__DOCUMENT SECTION__.
Purpose: To explore the impact of the extent of reticular pseudodrusen (RPD) on mesopic visual sensitivity in individuals with intermediate age-related macular degeneration (AMD).

Methods: In total, 570 eyes from 285 participants with bilateral large drusen underwent microperimetry testing to assess the visual sensitivity of the central 3.6-mm region and multimodal imaging to determine the extent of RPD in the central 20° × 20° region (at the eye level). Mean visual sensitivity within five sectors in the central 3.6-mm region sampled on microperimetry and the extent of RPD in these sectors were derived. Linear mixed models were used to examine the association between the extent of RPD on overall mean visual sensitivity and sector-based mean sensitivity.

Results: An increasing extent of RPD at the eye level and within sectors was associated with a significant reduction in overall and sector-based mean sensitivity, respectively (P < 0.001 for both). However, when both RPD parameters were considered together in a multivariable model, only an increasing extent of RPD at the eye level (P < 0.001) and not within each sector (P = 0.178) was independently associated with reduced sector-based mean sensitivity.

Conclusions: Mesopic visual sensitivity is generally reduced in eyes with large drusen and coexistent RPD compared to eyes without RPD, with greater reductions with an increasing extent of RPD. However, reduced sector-based visual sensitivities are explained by the overall extent of RPD present, rather than their extent within the sector itself. These findings suggest that there are generalized pathogenic changes in eyes with RPD accounting for the observed mesopic visual dysfunction.

The early stages of age-related macular degeneration (AMD) are characterized by the presence of drusen and pigmentary abnormalities within the macula. More recently, reticular pseudodrusen (RPD) has also become increasingly recognized as additional distinct deposits that are often present in eyes with AMD.1,2 The implication of the presence of RPD, in AMD, is currently very topical as they appear to be a potentially critical phenotype in AMD, which has recently been discussed in detail.3 
In brief, the presence of RPD is associated with an increased risk for progression to late AMD in the fellow, non-late AMD eyes of those with unilateral neovascular AMD.47 The presence of RPD in non-late AMD eyes is also associated with a profound impairment in rod photoreceptor function.811 There was also reported, strong evidence of treatment effect modification based on their presence in the Laser Intervention in the Early Stages of AMD (LEAD) study,12 a trial of a subthreshold nanosecond laser aiming to slow progression of intermediate AMD. Together, these along with other findings all imply that there are likely important pathogenic differences associated with eyes that develop RPD, underscoring the need to gain a more complete understanding of this phenotype, as we strive to reduce vision loss in AMD.

__DATA__.
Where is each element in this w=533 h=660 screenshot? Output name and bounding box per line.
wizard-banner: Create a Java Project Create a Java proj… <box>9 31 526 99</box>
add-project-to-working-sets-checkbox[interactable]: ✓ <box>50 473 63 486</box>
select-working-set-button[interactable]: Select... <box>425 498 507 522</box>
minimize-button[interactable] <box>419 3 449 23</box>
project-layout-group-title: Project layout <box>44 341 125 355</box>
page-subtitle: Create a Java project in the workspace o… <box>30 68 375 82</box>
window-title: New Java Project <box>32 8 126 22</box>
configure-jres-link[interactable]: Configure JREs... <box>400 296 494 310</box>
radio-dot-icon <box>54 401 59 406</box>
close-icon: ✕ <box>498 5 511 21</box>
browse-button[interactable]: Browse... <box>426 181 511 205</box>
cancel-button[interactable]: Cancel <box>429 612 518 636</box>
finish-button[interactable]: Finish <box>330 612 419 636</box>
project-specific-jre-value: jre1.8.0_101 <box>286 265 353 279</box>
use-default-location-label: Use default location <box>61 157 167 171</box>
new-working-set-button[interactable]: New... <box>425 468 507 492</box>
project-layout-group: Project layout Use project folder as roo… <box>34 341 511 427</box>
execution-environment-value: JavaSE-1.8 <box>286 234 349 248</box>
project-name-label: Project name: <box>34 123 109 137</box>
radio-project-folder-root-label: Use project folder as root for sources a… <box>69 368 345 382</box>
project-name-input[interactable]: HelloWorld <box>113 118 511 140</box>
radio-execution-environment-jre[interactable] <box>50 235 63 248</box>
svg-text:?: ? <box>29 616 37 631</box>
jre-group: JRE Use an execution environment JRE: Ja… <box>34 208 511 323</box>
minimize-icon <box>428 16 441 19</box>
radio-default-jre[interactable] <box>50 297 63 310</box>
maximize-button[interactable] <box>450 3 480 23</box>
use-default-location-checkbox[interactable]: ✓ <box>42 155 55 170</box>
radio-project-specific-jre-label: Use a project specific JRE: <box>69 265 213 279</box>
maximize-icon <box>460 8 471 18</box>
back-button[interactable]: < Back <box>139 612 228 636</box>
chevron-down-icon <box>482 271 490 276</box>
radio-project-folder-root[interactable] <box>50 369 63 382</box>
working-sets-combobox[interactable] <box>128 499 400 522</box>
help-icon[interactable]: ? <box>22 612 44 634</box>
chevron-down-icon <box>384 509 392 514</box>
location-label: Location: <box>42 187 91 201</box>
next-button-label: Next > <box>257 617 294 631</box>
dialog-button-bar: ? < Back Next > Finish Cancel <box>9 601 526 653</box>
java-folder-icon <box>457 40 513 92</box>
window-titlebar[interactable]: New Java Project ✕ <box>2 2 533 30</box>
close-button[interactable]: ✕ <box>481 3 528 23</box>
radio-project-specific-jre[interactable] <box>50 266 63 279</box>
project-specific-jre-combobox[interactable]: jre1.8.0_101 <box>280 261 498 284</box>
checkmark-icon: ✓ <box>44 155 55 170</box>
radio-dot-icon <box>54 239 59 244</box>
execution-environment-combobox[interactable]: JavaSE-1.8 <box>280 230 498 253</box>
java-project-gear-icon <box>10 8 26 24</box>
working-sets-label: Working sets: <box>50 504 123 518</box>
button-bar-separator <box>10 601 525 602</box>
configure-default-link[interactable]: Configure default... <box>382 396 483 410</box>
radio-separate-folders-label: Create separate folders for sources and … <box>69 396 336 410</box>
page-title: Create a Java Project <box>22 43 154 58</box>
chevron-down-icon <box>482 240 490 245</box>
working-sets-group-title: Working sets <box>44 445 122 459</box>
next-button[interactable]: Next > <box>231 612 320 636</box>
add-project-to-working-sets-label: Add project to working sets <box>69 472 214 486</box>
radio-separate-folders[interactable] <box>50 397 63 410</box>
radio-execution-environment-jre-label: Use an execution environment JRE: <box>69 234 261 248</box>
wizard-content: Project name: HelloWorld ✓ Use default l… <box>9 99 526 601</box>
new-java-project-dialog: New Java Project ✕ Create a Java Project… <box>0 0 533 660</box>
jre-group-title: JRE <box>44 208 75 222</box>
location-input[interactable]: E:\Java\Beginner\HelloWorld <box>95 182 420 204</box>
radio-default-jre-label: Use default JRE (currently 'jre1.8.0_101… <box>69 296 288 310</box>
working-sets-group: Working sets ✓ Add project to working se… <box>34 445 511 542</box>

__WORK INSTRUCTION__. Transcribe everything from "Methods: In total, 570" down to "and sector-based mean sensitivity." in the text on reticular pseudodrusen, keeping each word and punctuation mark as it appears there.

__EXERCISE SOLUTION__.
Methods: In total, 570 eyes from 285 participants with bilateral large drusen underwent microperimetry testing to assess the visual sensitivity of the central 3.6-mm region and multimodal imaging to determine the extent of RPD in the central 20° × 20° region (at the eye level). Mean visual sensitivity within five sectors in the central 3.6-mm region sampled on microperimetry and the extent of RPD in these sectors were derived. Linear mixed models were used to examine the association between the extent of RPD on overall mean visual sensitivity and sector-based mean sensitivity.